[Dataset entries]

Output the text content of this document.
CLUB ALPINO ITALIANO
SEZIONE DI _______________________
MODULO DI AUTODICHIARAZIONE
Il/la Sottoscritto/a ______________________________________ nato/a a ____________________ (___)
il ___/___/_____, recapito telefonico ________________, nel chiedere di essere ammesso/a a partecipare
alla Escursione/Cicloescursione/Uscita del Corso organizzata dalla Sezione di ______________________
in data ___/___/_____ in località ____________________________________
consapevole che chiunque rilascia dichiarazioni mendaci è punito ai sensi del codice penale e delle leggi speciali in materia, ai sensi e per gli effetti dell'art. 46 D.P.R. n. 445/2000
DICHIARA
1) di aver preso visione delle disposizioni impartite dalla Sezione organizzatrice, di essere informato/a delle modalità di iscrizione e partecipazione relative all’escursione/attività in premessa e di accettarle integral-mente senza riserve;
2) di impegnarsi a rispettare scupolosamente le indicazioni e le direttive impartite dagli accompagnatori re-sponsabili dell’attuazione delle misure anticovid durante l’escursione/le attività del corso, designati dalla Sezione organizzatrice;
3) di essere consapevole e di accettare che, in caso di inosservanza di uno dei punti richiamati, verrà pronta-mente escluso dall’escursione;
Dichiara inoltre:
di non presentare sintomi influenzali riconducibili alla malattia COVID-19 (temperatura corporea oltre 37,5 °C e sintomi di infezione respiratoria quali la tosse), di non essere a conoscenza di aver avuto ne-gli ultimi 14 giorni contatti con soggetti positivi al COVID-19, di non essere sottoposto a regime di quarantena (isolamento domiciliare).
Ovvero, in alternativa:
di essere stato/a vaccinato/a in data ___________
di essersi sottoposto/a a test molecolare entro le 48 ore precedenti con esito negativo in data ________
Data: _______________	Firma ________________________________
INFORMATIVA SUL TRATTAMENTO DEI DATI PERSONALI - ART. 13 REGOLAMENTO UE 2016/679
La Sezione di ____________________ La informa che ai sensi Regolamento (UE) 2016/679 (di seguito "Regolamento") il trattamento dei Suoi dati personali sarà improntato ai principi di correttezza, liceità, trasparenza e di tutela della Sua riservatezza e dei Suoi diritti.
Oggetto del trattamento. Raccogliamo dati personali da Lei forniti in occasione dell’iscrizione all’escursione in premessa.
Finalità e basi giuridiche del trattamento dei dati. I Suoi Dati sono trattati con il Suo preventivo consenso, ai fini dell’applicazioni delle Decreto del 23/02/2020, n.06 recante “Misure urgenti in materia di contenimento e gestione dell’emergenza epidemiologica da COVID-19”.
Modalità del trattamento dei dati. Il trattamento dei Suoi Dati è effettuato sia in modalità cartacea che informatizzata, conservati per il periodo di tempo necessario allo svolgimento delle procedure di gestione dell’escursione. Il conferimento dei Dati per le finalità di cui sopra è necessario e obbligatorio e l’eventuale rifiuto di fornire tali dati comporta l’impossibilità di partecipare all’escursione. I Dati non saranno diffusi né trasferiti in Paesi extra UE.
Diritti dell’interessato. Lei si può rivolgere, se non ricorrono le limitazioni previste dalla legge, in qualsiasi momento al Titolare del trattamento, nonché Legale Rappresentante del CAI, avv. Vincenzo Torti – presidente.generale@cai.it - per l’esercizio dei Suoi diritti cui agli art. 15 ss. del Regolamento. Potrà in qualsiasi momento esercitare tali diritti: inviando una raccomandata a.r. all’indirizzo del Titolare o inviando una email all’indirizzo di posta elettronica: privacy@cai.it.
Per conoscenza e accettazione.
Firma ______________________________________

## EXERCISE
Say how many lines of the data include the word "iscrizione". Nothing other than the number should be given.

## REPLY
2